╭──

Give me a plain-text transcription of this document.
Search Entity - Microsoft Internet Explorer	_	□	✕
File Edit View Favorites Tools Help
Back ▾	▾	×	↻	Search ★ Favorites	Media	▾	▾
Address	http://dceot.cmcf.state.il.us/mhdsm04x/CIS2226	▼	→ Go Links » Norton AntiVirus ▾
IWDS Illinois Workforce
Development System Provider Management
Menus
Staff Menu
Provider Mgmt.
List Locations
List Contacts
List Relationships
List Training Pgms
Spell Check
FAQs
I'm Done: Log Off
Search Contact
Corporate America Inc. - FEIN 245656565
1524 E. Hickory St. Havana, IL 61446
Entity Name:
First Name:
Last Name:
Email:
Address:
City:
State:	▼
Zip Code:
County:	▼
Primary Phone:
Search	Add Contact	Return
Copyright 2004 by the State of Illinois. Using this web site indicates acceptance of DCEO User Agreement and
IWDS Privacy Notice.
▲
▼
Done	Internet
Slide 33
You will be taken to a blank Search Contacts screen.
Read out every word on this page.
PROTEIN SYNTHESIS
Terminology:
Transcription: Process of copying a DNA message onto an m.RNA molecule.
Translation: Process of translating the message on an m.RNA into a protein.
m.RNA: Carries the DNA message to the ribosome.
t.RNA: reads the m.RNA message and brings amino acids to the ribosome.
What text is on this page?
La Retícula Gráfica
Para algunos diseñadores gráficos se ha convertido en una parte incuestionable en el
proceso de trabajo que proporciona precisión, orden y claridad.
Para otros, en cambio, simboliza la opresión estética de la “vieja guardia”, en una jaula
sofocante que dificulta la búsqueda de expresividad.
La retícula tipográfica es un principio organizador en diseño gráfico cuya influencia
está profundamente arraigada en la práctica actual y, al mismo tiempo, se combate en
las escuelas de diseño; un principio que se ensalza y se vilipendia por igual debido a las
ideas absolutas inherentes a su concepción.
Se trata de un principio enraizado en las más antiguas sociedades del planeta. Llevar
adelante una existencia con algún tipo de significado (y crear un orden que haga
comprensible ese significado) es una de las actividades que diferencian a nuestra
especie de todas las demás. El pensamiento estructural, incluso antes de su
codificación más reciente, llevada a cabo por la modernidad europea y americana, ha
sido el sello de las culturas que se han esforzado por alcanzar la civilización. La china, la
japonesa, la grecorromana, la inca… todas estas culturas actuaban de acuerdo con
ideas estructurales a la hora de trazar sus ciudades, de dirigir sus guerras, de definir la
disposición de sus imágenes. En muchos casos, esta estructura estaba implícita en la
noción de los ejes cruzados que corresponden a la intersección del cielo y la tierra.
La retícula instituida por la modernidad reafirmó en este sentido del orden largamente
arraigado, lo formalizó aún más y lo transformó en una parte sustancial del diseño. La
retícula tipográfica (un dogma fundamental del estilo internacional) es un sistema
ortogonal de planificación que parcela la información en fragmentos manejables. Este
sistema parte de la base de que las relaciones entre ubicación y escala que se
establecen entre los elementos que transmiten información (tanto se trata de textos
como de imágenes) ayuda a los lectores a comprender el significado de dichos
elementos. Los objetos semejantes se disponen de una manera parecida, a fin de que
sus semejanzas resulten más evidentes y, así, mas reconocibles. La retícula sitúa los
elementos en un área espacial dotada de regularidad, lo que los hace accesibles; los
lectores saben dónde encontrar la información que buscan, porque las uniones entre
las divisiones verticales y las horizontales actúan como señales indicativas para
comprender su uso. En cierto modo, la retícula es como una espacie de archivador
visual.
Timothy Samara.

╰──

§ ASSIGNMENT: Line by line, retype the records with no changes.

§ OUTPUT OF THE EXERCISE:
Give me a plain-text transcription of this document.
Search Entity - Microsoft Internet Explorer	_	□	✕
File Edit View Favorites Tools Help
Back ▾	▾	×	↻	Search ★ Favorites	Media	▾	▾
Address	http://dceot.cmcf.state.il.us/mhdsm04x/CIS2226	▼	→ Go Links » Norton AntiVirus ▾
IWDS Illinois Workforce
Development System Provider Management
Menus
Staff Menu
Provider Mgmt.
List Locations
List Contacts
List Relationships
List Training Pgms
Spell Check
FAQs
I'm Done: Log Off
Search Contact
Corporate America Inc. - FEIN 245656565
1524 E. Hickory St. Havana, IL 61446
Entity Name:
First Name:
Last Name:
Email:
Address:
City:
State:	▼
Zip Code:
County:	▼
Primary Phone:
Search	Add Contact	Return
Copyright 2004 by the State of Illinois. Using this web site indicates acceptance of DCEO User Agreement and
IWDS Privacy Notice.
▲
▼
Done	Internet
Slide 33
You will be taken to a blank Search Contacts screen.
Read out every word on this page.
PROTEIN SYNTHESIS
Terminology:
Transcription: Process of copying a DNA message onto an m.RNA molecule.
Translation: Process of translating the message on an m.RNA into a protein.
m.RNA: Carries the DNA message to the ribosome.
t.RNA: reads the m.RNA message and brings amino acids to the ribosome.
What text is on this page?
La Retícula Gráfica
Para algunos diseñadores gráficos se ha convertido en una parte incuestionable en el
proceso de trabajo que proporciona precisión, orden y claridad.
Para otros, en cambio, simboliza la opresión estética de la “vieja guardia”, en una jaula
sofocante que dificulta la búsqueda de expresividad.
La retícula tipográfica es un principio organizador en diseño gráfico cuya influencia
está profundamente arraigada en la práctica actual y, al mismo tiempo, se combate en
las escuelas de diseño; un principio que se ensalza y se vilipendia por igual debido a las
ideas absolutas inherentes a su concepción.
Se trata de un principio enraizado en las más antiguas sociedades del planeta. Llevar
adelante una existencia con algún tipo de significado (y crear un orden que haga
comprensible ese significado) es una de las actividades que diferencian a nuestra
especie de todas las demás. El pensamiento estructural, incluso antes de su
codificación más reciente, llevada a cabo por la modernidad europea y americana, ha
sido el sello de las culturas que se han esforzado por alcanzar la civilización. La china, la
japonesa, la grecorromana, la inca… todas estas culturas actuaban de acuerdo con
ideas estructurales a la hora de trazar sus ciudades, de dirigir sus guerras, de definir la
disposición de sus imágenes. En muchos casos, esta estructura estaba implícita en la
noción de los ejes cruzados que corresponden a la intersección del cielo y la tierra.
La retícula instituida por la modernidad reafirmó en este sentido del orden largamente
arraigado, lo formalizó aún más y lo transformó en una parte sustancial del diseño. La
retícula tipográfica (un dogma fundamental del estilo internacional) es un sistema
ortogonal de planificación que parcela la información en fragmentos manejables. Este
sistema parte de la base de que las relaciones entre ubicación y escala que se
establecen entre los elementos que transmiten información (tanto se trata de textos
como de imágenes) ayuda a los lectores a comprender el significado de dichos
elementos. Los objetos semejantes se disponen de una manera parecida, a fin de que
sus semejanzas resulten más evidentes y, así, mas reconocibles. La retícula sitúa los
elementos en un área espacial dotada de regularidad, lo que los hace accesibles; los
lectores saben dónde encontrar la información que buscan, porque las uniones entre
las divisiones verticales y las horizontales actúan como señales indicativas para
comprender su uso. En cierto modo, la retícula es como una espacie de archivador
visual.
Timothy Samara.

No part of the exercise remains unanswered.